■ What is asked ■
Copy out each line of the material below with no changes.

■ Provided material ■
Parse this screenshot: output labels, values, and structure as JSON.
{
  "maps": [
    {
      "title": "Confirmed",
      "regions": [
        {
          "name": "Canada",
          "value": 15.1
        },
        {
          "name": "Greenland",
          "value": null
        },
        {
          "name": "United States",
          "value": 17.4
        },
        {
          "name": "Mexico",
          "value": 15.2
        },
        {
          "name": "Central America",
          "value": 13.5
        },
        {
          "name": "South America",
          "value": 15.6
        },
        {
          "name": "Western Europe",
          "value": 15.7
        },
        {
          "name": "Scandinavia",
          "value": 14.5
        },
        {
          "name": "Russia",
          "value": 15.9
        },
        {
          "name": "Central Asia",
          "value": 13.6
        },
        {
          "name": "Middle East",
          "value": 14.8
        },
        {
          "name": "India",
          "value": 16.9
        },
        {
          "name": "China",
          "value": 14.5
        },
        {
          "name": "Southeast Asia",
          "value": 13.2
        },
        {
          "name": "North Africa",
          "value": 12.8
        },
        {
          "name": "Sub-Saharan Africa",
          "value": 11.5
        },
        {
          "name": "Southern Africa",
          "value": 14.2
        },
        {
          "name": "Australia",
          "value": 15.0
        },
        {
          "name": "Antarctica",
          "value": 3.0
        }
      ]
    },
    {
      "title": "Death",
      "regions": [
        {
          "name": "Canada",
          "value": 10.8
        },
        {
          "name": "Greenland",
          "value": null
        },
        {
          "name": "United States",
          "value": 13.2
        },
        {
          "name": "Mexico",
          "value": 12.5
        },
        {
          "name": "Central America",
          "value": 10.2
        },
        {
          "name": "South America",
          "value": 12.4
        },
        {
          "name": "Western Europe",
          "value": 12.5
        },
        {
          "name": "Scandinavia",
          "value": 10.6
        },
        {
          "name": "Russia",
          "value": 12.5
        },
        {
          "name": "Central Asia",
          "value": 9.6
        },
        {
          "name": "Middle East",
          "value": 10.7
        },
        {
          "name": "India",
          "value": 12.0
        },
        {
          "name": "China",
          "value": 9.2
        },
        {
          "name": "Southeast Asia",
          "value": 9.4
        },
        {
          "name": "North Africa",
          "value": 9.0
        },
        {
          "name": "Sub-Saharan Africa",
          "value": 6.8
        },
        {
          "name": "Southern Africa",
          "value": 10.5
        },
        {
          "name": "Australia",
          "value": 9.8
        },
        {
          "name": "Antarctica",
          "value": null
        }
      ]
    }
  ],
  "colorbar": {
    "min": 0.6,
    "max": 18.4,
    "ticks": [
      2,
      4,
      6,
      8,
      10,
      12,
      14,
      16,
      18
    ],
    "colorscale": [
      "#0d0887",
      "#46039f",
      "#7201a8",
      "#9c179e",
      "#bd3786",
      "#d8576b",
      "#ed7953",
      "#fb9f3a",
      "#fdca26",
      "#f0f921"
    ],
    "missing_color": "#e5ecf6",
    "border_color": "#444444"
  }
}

■ Answer below ■
Parse this screenshot: output labels, values, and structure as JSON.
{
  "maps": [
    {
      "title": "Confirmed",
      "regions": [
        {
          "name": "Canada",
          "value": 15.1
        },
        {
          "name": "Greenland",
          "value": null
        },
        {
          "name": "United States",
          "value": 17.4
        },
        {
          "name": "Mexico",
          "value": 15.2
        },
        {
          "name": "Central America",
          "value": 13.5
        },
        {
          "name": "South America",
          "value": 15.6
        },
        {
          "name": "Western Europe",
          "value": 15.7
        },
        {
          "name": "Scandinavia",
          "value": 14.5
        },
        {
          "name": "Russia",
          "value": 15.9
        },
        {
          "name": "Central Asia",
          "value": 13.6
        },
        {
          "name": "Middle East",
          "value": 14.8
        },
        {
          "name": "India",
          "value": 16.9
        },
        {
          "name": "China",
          "value": 14.5
        },
        {
          "name": "Southeast Asia",
          "value": 13.2
        },
        {
          "name": "North Africa",
          "value": 12.8
        },
        {
          "name": "Sub-Saharan Africa",
          "value": 11.5
        },
        {
          "name": "Southern Africa",
          "value": 14.2
        },
        {
          "name": "Australia",
          "value": 15.0
        },
        {
          "name": "Antarctica",
          "value": 3.0
        }
      ]
    },
    {
      "title": "Death",
      "regions": [
        {
          "name": "Canada",
          "value": 10.8
        },
        {
          "name": "Greenland",
          "value": null
        },
        {
          "name": "United States",
          "value": 13.2
        },
        {
          "name": "Mexico",
          "value": 12.5
        },
        {
          "name": "Central America",
          "value": 10.2
        },
        {
          "name": "South America",
          "value": 12.4
        },
        {
          "name": "Western Europe",
          "value": 12.5
        },
        {
          "name": "Scandinavia",
          "value": 10.6
        },
        {
          "name": "Russia",
          "value": 12.5
        },
        {
          "name": "Central Asia",
          "value": 9.6
        },
        {
          "name": "Middle East",
          "value": 10.7
        },
        {
          "name": "India",
          "value": 12.0
        },
        {
          "name": "China",
          "value": 9.2
        },
        {
          "name": "Southeast Asia",
          "value": 9.4
        },
        {
          "name": "North Africa",
          "value": 9.0
        },
        {
          "name": "Sub-Saharan Africa",
          "value": 6.8
        },
        {
          "name": "Southern Africa",
          "value": 10.5
        },
        {
          "name": "Australia",
          "value": 9.8
        },
        {
          "name": "Antarctica",
          "value": null
        }
      ]
    }
  ],
  "colorbar": {
    "min": 0.6,
    "max": 18.4,
    "ticks": [
      2,
      4,
      6,
      8,
      10,
      12,
      14,
      16,
      18
    ],
    "colorscale": [
      "#0d0887",
      "#46039f",
      "#7201a8",
      "#9c179e",
      "#bd3786",
      "#d8576b",
      "#ed7953",
      "#fb9f3a",
      "#fdca26",
      "#f0f921"
    ],
    "missing_color": "#e5ecf6",
    "border_color": "#444444"
  }
}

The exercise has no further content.